AIM
Find and copy lines holding "document".

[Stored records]
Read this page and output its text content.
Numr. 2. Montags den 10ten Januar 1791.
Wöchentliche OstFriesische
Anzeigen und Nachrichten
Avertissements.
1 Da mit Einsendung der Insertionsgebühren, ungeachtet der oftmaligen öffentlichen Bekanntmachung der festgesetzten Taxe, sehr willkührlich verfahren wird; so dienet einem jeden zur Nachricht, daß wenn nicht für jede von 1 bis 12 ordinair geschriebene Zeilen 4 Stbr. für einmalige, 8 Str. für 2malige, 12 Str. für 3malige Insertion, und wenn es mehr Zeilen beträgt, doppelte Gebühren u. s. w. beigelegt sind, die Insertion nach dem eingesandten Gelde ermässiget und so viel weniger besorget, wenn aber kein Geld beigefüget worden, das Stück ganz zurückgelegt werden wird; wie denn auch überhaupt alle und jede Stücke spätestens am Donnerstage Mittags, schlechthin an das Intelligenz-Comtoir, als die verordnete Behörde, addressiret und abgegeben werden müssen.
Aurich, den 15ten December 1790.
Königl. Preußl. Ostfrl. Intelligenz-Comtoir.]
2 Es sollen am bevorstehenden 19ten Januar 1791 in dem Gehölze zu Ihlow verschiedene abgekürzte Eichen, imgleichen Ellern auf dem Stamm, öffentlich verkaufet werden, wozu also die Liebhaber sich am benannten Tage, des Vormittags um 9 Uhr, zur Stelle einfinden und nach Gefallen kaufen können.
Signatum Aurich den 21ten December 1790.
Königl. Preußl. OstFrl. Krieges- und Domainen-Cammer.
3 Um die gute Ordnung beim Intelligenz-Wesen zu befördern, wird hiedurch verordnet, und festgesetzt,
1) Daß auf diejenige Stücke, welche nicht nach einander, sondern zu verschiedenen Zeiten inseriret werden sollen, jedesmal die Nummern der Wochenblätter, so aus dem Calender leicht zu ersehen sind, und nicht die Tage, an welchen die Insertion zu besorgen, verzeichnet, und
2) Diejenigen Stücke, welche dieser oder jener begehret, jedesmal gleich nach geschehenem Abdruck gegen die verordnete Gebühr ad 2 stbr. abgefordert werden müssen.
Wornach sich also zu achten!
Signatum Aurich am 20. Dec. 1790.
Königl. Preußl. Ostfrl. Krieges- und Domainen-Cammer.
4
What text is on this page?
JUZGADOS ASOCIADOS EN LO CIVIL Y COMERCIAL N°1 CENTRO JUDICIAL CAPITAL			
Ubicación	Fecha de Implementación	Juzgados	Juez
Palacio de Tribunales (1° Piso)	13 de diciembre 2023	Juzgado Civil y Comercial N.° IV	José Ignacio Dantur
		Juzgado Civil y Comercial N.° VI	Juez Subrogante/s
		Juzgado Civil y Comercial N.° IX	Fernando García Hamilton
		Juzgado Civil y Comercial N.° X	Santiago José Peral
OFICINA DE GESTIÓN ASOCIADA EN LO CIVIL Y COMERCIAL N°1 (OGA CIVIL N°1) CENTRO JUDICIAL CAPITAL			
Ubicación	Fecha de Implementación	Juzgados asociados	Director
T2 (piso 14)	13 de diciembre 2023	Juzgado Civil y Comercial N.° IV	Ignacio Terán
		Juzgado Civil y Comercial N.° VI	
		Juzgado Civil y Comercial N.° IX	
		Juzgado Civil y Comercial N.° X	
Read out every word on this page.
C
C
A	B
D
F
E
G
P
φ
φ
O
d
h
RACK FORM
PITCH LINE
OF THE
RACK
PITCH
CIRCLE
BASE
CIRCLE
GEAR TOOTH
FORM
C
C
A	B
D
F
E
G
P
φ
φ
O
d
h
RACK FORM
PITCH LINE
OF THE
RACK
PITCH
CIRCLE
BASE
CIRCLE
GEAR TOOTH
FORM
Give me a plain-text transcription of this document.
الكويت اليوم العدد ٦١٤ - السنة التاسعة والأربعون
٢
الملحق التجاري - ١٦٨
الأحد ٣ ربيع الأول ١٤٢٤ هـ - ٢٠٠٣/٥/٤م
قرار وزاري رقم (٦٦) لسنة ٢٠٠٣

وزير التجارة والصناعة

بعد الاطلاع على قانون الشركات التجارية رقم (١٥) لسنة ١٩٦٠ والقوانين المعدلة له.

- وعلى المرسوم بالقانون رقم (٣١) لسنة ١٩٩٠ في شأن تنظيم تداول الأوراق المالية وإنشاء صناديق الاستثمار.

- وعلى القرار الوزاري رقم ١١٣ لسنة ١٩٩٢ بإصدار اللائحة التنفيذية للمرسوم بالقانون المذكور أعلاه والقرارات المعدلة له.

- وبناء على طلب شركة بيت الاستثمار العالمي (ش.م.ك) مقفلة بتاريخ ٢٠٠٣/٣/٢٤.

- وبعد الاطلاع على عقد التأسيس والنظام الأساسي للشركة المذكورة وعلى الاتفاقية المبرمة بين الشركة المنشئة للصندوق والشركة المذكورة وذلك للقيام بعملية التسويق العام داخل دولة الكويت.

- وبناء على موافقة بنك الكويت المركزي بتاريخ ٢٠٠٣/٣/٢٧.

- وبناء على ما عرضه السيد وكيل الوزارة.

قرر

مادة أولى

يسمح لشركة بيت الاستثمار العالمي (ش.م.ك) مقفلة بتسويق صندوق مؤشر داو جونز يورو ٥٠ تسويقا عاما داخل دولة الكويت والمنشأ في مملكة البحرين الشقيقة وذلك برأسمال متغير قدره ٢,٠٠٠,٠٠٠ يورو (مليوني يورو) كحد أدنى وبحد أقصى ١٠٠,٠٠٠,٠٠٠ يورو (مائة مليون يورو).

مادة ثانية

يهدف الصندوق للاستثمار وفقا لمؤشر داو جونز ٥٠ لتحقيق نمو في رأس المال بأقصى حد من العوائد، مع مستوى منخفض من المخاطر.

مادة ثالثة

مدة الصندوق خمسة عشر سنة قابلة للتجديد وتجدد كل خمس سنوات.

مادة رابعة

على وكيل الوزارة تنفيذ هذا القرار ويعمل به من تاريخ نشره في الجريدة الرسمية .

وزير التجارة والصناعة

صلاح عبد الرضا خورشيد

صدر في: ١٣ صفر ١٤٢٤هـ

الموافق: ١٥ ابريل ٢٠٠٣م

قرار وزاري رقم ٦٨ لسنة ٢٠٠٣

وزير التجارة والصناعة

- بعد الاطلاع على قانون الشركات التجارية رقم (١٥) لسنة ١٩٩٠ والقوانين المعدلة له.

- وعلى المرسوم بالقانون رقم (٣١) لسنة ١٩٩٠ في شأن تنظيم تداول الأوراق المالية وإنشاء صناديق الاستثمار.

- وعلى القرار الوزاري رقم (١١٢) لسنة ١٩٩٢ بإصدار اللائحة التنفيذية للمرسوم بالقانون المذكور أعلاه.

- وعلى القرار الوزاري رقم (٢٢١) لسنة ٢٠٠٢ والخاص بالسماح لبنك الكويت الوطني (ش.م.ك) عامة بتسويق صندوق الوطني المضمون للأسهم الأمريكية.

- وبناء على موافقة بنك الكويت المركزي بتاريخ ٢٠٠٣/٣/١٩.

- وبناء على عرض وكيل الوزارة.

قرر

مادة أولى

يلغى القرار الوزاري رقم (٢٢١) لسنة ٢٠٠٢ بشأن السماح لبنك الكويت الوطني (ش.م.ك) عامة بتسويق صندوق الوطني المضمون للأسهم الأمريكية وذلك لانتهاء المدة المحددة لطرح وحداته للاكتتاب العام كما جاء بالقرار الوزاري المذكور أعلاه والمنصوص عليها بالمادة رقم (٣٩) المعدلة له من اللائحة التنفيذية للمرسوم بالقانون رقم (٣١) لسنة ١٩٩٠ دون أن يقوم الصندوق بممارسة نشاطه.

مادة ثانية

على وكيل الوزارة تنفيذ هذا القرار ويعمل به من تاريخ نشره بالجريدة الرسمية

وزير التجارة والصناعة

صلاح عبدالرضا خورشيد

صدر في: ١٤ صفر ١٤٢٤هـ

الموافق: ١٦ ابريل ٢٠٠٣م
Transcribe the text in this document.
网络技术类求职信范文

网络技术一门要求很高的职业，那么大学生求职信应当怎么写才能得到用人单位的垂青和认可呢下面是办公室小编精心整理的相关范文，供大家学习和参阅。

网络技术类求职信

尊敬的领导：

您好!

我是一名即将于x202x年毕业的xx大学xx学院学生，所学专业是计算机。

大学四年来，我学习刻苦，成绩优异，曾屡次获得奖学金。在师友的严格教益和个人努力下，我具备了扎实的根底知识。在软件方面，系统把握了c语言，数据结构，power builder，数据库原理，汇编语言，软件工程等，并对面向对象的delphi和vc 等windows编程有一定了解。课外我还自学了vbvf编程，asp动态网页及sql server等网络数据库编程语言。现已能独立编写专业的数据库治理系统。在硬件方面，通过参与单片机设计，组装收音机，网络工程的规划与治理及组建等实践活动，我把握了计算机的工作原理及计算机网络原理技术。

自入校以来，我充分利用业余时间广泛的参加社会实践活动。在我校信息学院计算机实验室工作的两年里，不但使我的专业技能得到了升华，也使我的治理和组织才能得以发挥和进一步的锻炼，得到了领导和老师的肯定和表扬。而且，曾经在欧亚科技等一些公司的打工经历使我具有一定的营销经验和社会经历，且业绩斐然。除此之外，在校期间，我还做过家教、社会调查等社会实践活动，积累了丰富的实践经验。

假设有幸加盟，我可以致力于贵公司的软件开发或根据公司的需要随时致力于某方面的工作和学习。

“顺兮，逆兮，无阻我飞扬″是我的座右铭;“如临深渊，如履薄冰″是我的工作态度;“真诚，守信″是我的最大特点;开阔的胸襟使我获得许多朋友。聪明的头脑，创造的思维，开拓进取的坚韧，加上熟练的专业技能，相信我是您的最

ANSWER IN FULL
Give me a plain-text transcription of this document.
Transcribe the text in this document.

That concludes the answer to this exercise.